## START Provided material
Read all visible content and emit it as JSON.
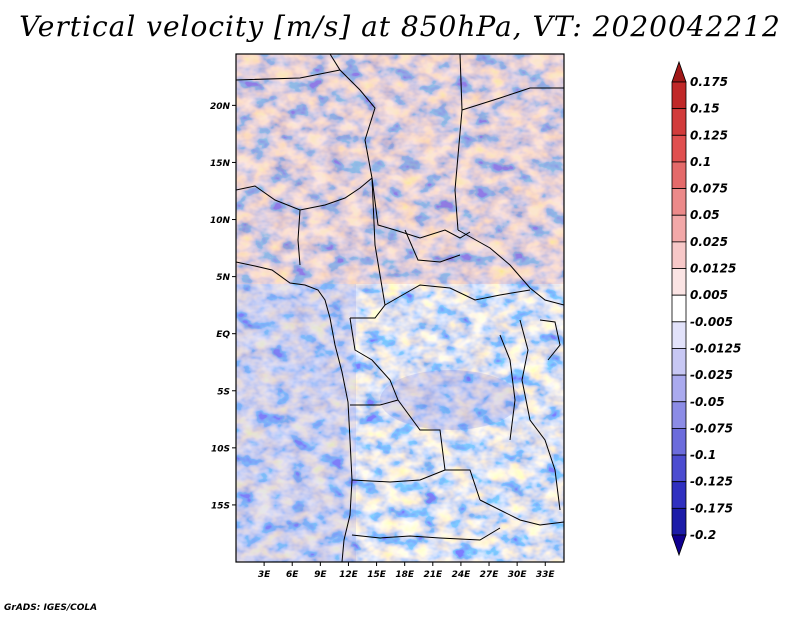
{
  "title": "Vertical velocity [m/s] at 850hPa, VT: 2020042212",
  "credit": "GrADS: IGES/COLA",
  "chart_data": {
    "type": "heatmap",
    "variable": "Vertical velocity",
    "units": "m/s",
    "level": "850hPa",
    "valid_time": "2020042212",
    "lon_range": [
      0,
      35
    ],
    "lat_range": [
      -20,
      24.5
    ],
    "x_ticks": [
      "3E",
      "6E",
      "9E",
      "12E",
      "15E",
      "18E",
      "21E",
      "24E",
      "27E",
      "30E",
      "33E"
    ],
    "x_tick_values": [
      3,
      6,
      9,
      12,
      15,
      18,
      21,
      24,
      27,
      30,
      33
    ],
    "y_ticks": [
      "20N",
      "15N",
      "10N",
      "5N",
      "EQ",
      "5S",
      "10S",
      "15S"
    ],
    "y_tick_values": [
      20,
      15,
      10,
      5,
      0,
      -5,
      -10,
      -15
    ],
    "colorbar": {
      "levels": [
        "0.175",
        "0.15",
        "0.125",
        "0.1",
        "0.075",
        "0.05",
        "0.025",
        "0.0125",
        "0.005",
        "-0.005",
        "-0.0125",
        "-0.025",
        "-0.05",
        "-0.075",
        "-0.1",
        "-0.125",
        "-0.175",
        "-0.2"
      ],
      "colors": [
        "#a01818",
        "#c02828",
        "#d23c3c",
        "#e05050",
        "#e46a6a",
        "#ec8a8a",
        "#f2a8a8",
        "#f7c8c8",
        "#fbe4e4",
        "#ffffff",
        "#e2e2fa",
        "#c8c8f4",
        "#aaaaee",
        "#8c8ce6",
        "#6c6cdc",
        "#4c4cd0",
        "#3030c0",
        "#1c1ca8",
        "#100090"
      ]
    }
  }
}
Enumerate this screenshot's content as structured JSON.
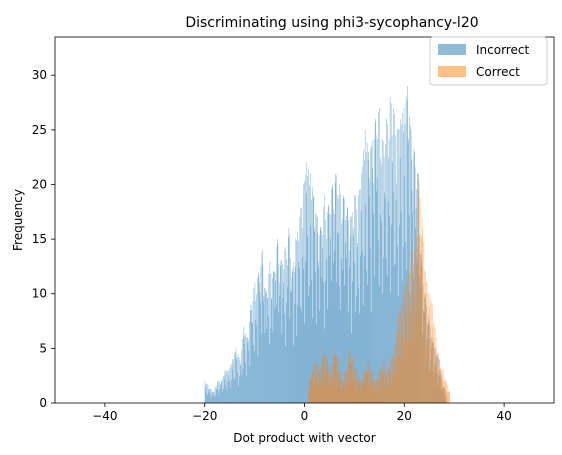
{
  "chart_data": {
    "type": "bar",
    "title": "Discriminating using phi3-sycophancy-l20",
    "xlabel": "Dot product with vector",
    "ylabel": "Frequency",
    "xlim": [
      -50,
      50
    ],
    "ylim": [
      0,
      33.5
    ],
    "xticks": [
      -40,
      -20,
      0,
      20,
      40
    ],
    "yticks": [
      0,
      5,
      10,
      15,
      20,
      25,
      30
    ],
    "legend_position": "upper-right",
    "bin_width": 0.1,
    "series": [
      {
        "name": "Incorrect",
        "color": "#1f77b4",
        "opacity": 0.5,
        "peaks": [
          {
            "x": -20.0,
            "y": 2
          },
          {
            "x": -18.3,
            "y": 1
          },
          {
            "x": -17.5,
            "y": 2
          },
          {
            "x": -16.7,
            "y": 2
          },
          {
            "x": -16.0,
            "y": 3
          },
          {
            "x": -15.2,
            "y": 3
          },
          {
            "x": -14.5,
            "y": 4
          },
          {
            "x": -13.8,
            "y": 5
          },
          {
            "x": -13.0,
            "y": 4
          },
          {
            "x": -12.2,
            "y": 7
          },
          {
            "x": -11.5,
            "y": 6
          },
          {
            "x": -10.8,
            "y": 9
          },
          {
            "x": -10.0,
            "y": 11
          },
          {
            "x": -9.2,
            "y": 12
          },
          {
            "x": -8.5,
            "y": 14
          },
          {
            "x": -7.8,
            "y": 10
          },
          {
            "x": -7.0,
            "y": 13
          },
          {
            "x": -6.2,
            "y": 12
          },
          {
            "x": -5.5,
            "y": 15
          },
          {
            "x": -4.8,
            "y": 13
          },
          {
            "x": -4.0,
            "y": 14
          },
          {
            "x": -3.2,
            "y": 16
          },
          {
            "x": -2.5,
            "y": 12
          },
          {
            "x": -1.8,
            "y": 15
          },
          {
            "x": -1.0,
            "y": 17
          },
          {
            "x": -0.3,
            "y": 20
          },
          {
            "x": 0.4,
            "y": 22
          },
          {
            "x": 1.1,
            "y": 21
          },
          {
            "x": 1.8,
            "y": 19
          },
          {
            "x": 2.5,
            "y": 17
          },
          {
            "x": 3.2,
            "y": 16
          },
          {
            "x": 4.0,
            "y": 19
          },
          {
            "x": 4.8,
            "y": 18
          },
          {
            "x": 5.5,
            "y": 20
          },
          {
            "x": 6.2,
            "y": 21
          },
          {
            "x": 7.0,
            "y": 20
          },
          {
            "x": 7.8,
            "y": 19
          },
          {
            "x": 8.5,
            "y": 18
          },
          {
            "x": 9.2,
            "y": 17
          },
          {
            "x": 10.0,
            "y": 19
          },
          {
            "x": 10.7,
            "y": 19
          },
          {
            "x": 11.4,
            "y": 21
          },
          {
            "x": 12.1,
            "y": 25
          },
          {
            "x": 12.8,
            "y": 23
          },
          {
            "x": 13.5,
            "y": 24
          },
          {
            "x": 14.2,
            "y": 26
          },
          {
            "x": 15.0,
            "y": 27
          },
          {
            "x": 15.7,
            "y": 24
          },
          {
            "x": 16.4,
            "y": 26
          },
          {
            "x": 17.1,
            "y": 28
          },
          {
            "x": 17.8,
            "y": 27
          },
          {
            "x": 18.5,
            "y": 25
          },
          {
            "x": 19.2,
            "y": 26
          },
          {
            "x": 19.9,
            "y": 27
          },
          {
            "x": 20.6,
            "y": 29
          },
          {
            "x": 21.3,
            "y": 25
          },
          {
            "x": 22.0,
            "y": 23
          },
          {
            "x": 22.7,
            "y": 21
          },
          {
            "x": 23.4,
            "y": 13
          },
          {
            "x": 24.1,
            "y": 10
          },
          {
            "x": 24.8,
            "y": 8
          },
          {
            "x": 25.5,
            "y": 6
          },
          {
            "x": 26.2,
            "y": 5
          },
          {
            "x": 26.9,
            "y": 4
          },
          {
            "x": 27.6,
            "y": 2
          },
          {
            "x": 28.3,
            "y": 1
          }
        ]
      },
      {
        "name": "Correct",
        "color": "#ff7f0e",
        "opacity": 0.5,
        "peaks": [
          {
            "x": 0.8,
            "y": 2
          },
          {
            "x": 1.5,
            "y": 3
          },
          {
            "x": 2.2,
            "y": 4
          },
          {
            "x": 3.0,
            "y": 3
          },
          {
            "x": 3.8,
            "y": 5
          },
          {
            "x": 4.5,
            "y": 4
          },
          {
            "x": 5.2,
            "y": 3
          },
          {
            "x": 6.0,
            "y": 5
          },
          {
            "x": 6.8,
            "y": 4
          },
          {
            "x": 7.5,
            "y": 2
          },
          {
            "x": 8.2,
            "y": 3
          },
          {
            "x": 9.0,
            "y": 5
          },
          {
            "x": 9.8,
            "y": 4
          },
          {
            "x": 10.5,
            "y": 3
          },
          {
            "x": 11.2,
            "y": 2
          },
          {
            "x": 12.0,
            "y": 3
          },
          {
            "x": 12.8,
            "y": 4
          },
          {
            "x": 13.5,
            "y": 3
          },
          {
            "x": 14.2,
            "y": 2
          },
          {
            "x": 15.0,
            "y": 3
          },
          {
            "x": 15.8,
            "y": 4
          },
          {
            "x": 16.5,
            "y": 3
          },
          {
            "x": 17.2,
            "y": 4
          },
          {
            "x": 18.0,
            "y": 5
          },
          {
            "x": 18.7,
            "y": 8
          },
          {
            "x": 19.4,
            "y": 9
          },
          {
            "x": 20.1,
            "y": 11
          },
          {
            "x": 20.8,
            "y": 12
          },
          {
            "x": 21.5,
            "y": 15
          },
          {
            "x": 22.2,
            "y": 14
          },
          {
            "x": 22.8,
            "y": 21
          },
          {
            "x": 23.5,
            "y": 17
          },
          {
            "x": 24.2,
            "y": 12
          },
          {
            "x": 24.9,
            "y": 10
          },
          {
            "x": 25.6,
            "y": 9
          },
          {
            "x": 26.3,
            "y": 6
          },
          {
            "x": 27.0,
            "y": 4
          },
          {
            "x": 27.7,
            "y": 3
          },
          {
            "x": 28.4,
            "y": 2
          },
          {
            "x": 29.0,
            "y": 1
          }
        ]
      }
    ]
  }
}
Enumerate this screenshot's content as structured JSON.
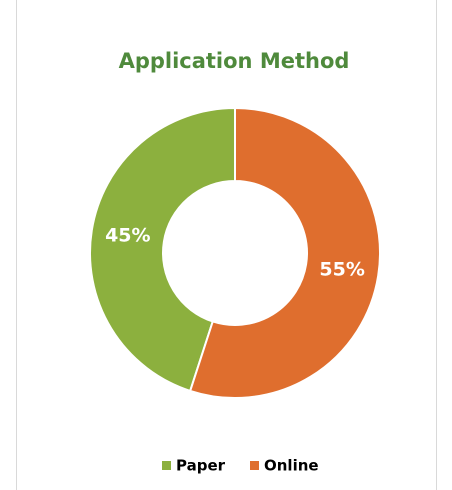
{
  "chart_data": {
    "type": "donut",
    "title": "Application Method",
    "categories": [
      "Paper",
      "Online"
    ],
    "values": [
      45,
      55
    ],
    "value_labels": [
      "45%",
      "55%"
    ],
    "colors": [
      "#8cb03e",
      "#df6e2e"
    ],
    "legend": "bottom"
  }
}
## END Provided material
## START Provided material
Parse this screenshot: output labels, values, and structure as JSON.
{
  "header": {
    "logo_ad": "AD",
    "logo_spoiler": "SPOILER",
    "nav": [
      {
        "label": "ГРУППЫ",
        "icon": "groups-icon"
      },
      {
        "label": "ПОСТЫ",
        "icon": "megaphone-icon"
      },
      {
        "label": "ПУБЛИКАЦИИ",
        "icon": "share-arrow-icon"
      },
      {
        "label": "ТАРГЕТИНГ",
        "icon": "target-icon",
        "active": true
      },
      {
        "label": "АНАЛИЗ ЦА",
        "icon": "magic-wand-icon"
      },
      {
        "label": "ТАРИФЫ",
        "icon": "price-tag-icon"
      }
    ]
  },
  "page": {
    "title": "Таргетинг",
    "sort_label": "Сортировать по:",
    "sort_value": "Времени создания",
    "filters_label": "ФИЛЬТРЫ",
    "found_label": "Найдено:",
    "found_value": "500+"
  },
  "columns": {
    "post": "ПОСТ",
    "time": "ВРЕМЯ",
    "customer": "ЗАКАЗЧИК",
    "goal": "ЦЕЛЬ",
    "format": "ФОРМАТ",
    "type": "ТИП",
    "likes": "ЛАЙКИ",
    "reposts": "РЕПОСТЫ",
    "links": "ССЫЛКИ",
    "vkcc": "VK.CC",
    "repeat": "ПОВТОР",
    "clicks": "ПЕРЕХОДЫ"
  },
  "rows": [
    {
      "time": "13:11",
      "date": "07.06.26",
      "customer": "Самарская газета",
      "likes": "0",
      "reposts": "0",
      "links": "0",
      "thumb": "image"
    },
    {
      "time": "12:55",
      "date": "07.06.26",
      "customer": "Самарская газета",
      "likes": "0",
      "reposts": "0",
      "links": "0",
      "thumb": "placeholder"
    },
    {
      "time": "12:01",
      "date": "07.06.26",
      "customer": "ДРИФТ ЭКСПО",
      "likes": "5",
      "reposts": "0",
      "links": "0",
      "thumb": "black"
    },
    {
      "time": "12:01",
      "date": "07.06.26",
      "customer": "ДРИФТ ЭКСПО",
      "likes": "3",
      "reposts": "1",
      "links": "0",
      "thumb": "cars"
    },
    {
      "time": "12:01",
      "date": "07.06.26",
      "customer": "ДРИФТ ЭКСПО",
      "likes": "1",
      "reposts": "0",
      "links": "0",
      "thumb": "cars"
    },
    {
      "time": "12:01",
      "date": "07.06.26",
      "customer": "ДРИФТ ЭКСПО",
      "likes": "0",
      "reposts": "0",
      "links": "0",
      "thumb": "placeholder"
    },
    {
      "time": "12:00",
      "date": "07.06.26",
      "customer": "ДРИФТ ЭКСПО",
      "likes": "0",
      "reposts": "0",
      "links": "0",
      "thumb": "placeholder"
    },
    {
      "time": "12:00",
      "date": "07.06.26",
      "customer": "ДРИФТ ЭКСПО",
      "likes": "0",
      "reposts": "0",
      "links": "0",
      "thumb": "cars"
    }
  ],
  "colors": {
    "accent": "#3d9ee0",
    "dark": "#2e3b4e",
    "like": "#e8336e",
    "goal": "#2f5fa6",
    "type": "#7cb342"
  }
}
## END Provided material
## START Provided material
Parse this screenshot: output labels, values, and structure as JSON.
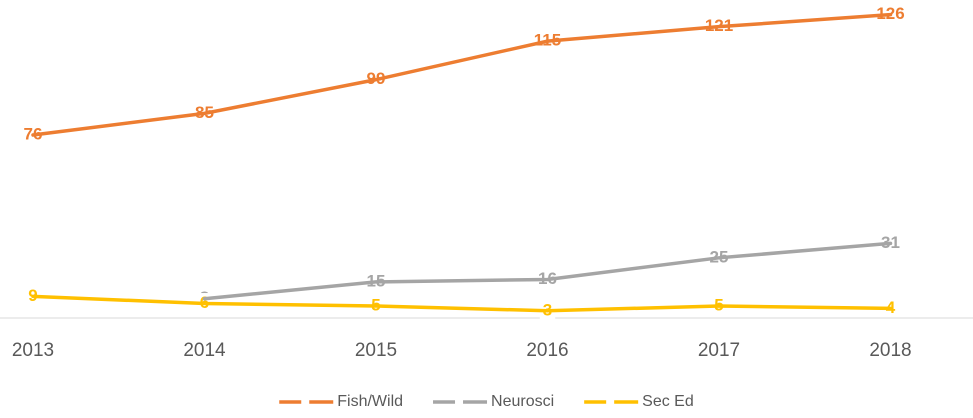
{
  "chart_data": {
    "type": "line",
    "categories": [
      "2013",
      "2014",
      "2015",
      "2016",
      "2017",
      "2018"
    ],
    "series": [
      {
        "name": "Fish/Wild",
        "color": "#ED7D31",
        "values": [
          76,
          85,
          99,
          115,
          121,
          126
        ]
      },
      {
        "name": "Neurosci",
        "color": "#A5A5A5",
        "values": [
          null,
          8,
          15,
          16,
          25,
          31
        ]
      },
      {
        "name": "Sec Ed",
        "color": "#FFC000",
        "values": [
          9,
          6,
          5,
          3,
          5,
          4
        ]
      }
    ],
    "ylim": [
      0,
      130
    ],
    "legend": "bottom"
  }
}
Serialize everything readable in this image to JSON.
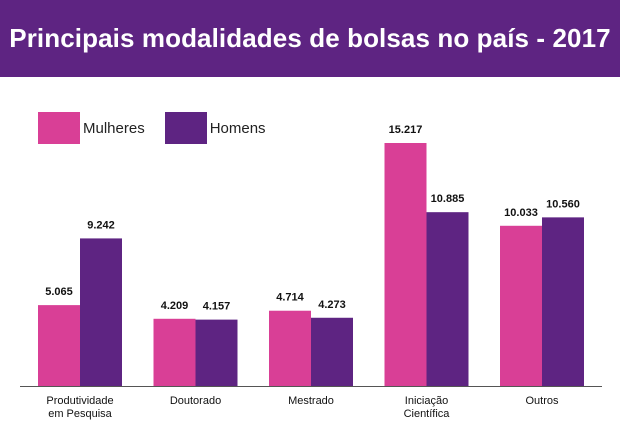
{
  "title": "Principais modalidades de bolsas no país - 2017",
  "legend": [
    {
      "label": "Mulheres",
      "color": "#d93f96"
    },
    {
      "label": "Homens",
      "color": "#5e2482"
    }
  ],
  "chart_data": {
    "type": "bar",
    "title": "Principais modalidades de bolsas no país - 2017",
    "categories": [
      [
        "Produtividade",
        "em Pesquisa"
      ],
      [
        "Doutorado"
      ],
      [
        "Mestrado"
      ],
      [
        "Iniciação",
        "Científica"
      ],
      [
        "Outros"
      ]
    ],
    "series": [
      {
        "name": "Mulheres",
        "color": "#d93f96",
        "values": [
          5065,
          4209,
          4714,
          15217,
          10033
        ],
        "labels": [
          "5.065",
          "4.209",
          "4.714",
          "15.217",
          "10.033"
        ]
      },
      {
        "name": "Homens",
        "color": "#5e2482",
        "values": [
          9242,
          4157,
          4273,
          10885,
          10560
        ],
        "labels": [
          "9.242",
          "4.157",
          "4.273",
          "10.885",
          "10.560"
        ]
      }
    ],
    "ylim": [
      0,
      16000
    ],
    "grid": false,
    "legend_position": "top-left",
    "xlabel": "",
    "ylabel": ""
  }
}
## END Provided material
## Exercise task
Track down the lines that include the word "bolsas" and copy them.

## Completed exercise
  "title": "Principais modalidades de bolsas no país - 2017",
    "title": "Principais modalidades de bolsas no país - 2017",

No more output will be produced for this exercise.